What is needed ▸ Where a line contains the string "MKJT", copy that line.

····················

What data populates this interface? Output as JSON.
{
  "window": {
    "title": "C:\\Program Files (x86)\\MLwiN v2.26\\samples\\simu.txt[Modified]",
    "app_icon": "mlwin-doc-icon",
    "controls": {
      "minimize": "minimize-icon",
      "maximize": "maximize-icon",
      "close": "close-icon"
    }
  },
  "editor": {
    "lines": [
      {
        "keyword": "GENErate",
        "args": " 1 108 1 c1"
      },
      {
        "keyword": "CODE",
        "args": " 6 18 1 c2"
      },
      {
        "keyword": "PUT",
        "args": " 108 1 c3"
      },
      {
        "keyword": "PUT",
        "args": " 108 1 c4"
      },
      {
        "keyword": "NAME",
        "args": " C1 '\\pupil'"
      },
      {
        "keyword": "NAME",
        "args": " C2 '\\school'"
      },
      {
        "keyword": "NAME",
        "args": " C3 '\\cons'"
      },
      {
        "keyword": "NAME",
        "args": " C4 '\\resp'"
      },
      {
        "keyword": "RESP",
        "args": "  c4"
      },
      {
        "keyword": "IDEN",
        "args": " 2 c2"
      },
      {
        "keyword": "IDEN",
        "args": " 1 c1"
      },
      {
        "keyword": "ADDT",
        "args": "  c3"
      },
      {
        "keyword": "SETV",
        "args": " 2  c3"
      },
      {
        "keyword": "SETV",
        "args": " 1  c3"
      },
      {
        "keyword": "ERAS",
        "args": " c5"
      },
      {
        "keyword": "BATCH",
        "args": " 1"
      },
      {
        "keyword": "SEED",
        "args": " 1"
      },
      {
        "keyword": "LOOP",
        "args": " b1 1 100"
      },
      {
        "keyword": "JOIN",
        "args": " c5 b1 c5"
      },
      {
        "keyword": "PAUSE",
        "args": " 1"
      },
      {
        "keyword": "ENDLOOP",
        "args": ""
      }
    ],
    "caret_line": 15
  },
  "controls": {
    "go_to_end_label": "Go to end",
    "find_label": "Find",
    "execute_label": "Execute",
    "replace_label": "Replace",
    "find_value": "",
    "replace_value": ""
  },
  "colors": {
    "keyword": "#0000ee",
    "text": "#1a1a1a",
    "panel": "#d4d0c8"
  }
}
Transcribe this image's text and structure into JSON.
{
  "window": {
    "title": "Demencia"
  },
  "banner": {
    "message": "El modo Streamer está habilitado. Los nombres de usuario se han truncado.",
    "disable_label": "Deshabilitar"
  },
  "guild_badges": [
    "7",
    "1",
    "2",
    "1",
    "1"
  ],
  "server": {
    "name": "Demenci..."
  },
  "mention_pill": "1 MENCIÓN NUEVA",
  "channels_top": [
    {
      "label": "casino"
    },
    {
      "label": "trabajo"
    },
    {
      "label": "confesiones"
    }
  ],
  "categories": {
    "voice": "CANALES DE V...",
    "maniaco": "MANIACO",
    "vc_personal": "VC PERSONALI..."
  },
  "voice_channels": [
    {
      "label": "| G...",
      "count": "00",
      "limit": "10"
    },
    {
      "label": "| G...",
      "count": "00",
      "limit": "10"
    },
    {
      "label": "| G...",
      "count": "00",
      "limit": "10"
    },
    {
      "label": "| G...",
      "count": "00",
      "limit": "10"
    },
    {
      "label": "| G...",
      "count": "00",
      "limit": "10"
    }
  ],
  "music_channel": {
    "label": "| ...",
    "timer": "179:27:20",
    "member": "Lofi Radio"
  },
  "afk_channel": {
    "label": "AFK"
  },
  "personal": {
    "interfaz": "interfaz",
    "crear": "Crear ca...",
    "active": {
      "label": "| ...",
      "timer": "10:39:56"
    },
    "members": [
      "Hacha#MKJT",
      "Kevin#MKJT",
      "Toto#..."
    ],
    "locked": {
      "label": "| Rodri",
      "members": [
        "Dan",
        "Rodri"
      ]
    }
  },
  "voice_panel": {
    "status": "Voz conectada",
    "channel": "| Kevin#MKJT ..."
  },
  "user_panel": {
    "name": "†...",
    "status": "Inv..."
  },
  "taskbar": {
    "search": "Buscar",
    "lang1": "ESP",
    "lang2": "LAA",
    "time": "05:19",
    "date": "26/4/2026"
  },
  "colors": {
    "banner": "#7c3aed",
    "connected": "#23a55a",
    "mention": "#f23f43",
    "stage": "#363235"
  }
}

····················

Solved exercise ▸
      "Hacha#MKJT",
      "Kevin#MKJT",
    "channel": "| Kevin#MKJT ..."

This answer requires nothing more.